## EXERCISE INPUTS
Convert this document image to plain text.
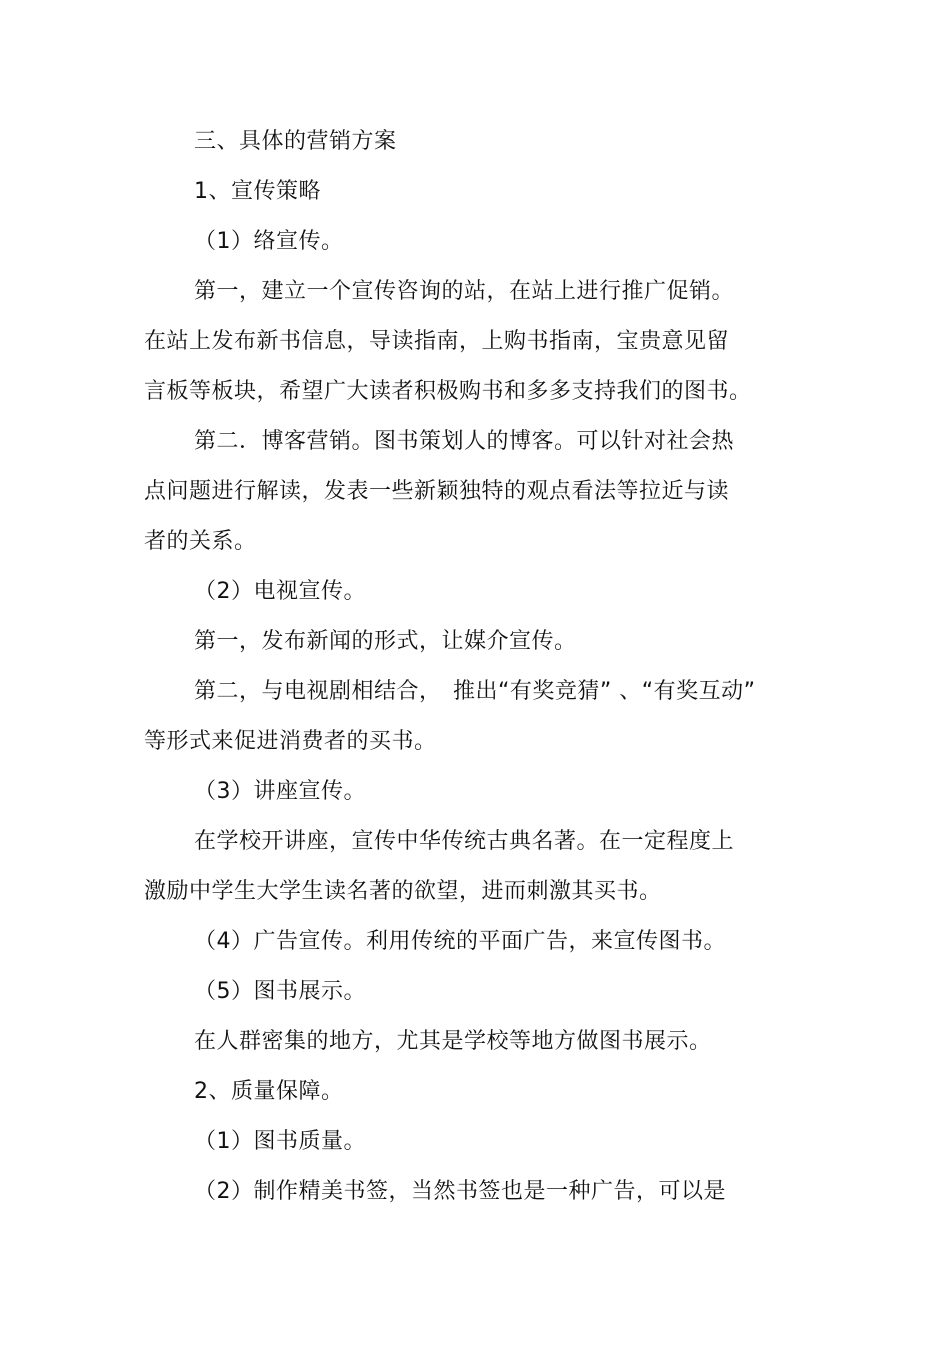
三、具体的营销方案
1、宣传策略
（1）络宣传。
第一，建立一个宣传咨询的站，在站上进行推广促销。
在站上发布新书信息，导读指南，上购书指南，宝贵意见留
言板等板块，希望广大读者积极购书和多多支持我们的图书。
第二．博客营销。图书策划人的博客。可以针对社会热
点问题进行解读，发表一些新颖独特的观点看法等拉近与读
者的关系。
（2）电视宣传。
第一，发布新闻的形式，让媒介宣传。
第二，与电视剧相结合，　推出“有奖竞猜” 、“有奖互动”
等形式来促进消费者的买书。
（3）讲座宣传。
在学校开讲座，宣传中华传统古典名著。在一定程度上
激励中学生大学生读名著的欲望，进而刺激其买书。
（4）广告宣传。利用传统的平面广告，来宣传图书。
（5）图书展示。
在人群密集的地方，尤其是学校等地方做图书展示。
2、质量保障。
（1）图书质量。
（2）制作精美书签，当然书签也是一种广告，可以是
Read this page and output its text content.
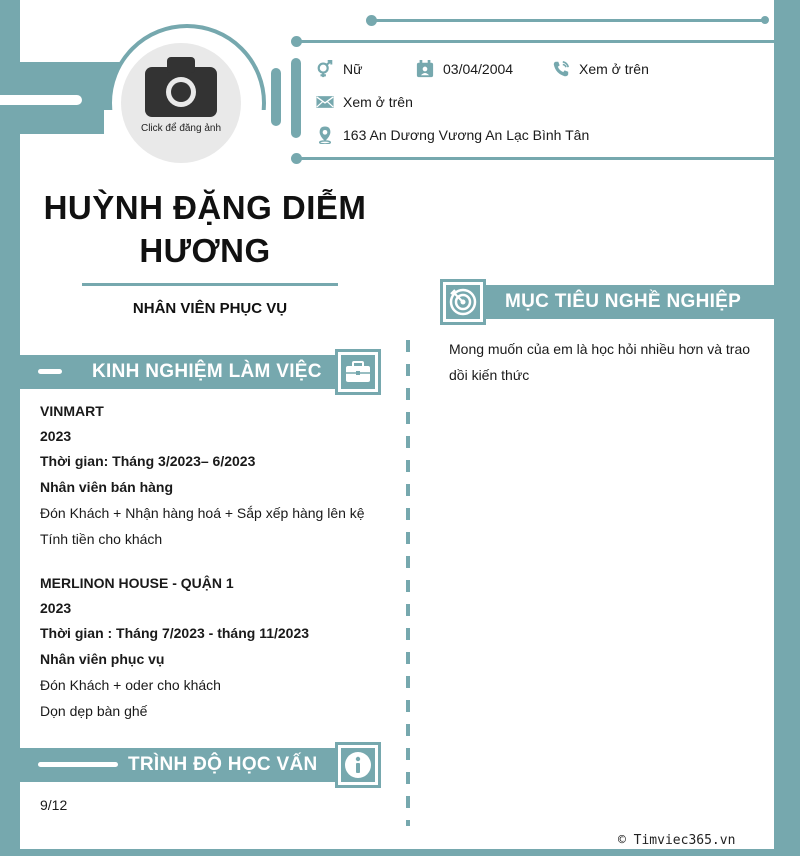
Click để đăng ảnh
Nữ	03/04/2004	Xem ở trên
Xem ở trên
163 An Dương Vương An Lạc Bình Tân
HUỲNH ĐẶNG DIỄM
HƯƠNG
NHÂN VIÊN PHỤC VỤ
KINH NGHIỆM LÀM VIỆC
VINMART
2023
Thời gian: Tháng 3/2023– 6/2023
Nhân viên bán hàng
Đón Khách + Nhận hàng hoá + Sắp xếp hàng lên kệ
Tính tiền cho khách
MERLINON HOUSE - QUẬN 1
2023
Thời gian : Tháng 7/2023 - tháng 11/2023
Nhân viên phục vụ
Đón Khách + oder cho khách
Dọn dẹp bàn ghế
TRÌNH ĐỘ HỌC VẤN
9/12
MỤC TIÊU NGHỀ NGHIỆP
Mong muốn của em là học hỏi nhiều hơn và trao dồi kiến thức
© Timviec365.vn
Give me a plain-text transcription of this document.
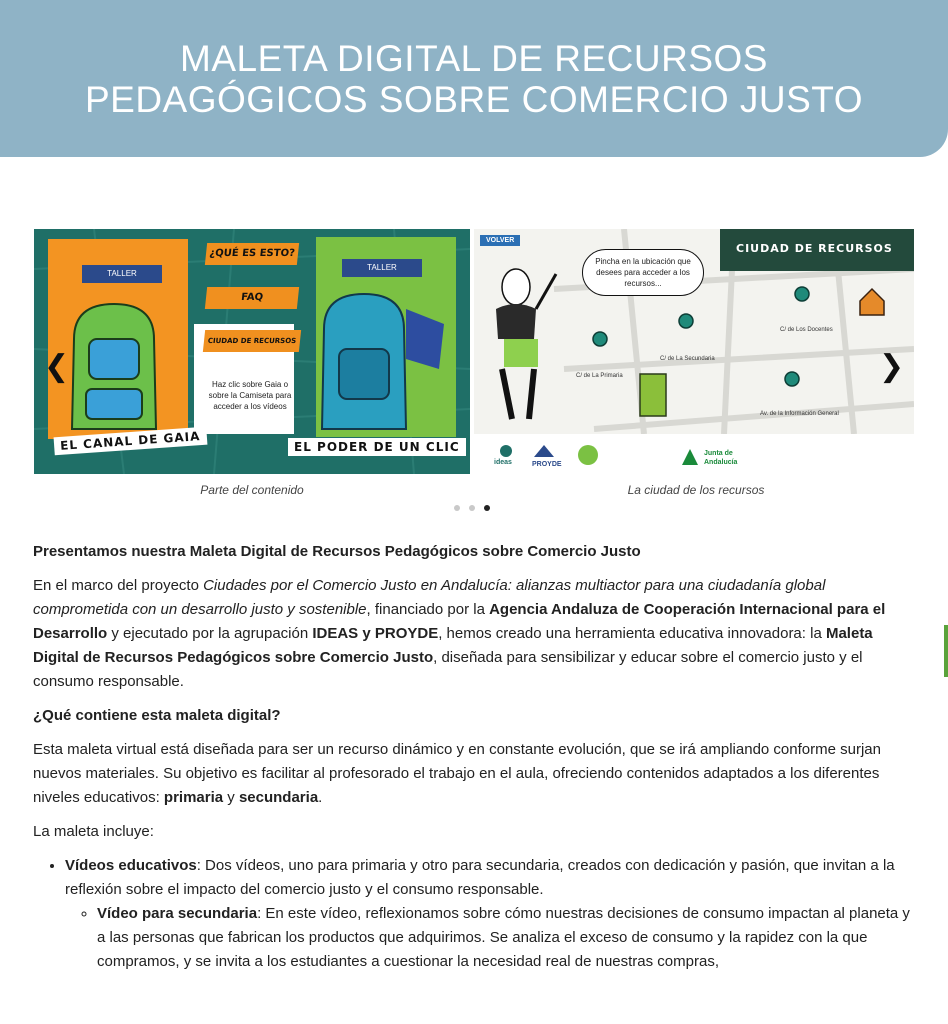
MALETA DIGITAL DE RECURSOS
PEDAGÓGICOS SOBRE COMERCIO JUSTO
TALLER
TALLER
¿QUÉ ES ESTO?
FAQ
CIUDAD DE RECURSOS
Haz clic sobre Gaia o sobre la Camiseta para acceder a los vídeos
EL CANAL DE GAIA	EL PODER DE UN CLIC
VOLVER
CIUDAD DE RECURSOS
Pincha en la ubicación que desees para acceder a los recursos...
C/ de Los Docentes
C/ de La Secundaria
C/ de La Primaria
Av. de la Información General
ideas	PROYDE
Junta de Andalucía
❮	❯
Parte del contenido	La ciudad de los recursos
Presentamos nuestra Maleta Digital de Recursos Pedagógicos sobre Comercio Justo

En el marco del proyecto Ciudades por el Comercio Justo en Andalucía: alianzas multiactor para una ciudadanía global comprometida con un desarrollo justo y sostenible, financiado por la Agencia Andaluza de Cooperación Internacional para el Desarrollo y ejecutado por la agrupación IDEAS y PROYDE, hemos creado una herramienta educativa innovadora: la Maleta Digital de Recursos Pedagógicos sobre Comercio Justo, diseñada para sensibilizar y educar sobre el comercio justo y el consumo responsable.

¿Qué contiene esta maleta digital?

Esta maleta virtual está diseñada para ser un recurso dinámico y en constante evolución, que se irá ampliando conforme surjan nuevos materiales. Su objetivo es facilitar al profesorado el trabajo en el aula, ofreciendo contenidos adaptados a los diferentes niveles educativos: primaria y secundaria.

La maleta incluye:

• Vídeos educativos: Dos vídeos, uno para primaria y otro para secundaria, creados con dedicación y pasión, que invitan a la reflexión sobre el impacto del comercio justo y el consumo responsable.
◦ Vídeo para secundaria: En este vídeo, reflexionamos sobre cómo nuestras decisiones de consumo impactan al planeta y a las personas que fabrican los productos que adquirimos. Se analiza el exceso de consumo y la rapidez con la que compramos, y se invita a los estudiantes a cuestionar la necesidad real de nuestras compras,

## YOUR TASK
Search the entries for "Tháng" and copy out each line that has it.

## FULL SOLUTION
Thời gian: Tháng 3/2023– 6/2023
Thời gian : Tháng 7/2023 - tháng 11/2023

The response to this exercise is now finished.